**TASK INSTRUCTIONS:**
Write out the listing below exactly, and omit any images you find in it.

---------- MATERIAL FOR THE TASK

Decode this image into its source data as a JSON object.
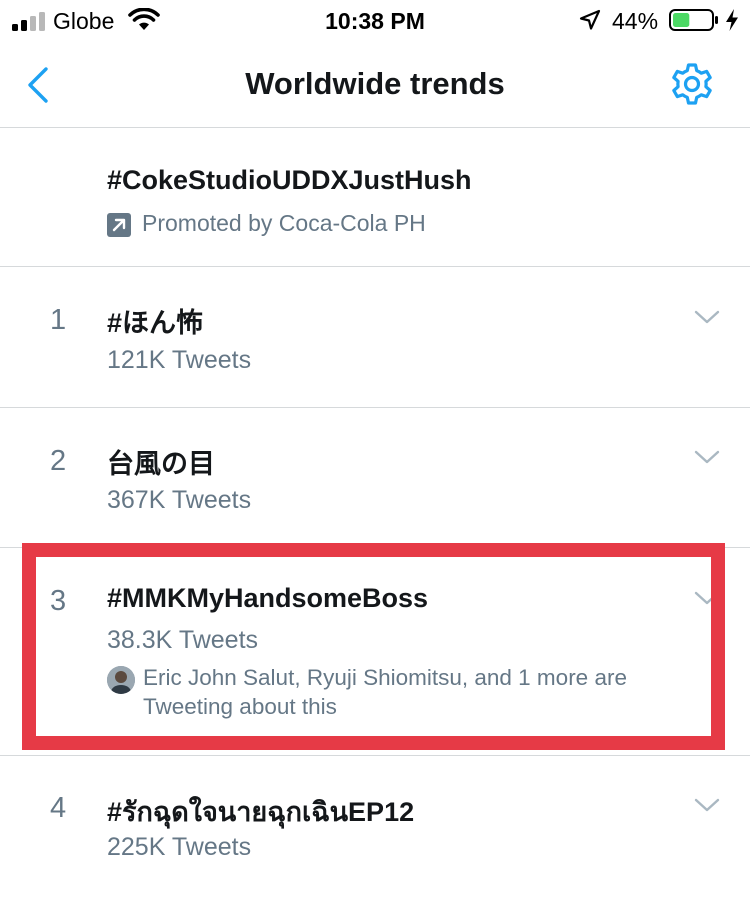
{
  "status_bar": {
    "carrier": "Globe",
    "time": "10:38 PM",
    "battery_percent": "44%",
    "battery_level": 0.44,
    "battery_color": "#4cd964"
  },
  "nav": {
    "title": "Worldwide trends",
    "back_icon": "chevron-left-icon",
    "settings_icon": "gear-icon",
    "accent_color": "#1da1f2"
  },
  "promoted": {
    "name": "#CokeStudioUDDXJustHush",
    "label": "Promoted by Coca-Cola PH",
    "icon": "promoted-arrow-icon"
  },
  "trends": [
    {
      "rank": "1",
      "name": "#ほん怖",
      "count": "121K Tweets"
    },
    {
      "rank": "2",
      "name": "台風の目",
      "count": "367K Tweets"
    },
    {
      "rank": "3",
      "name": "#MMKMyHandsomeBoss",
      "count": "38.3K Tweets",
      "social_context": "Eric John Salut, Ryuji Shiomitsu, and 1 more are Tweeting about this"
    },
    {
      "rank": "4",
      "name": "#รักฉุดใจนายฉุกเฉินEP12",
      "count": "225K Tweets"
    }
  ],
  "highlight_color": "#e63a46"
}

--------------------

**THE SOLUTION:**
Decode this image into its source data as a JSON object.
{
  "status_bar": {
    "carrier": "Globe",
    "time": "10:38 PM",
    "battery_percent": "44%",
    "battery_level": 0.44,
    "battery_color": "#4cd964"
  },
  "nav": {
    "title": "Worldwide trends",
    "back_icon": "chevron-left-icon",
    "settings_icon": "gear-icon",
    "accent_color": "#1da1f2"
  },
  "promoted": {
    "name": "#CokeStudioUDDXJustHush",
    "label": "Promoted by Coca-Cola PH",
    "icon": "promoted-arrow-icon"
  },
  "trends": [
    {
      "rank": "1",
      "name": "#ほん怖",
      "count": "121K Tweets"
    },
    {
      "rank": "2",
      "name": "台風の目",
      "count": "367K Tweets"
    },
    {
      "rank": "3",
      "name": "#MMKMyHandsomeBoss",
      "count": "38.3K Tweets",
      "social_context": "Eric John Salut, Ryuji Shiomitsu, and 1 more are Tweeting about this"
    },
    {
      "rank": "4",
      "name": "#รักฉุดใจนายฉุกเฉินEP12",
      "count": "225K Tweets"
    }
  ],
  "highlight_color": "#e63a46"
}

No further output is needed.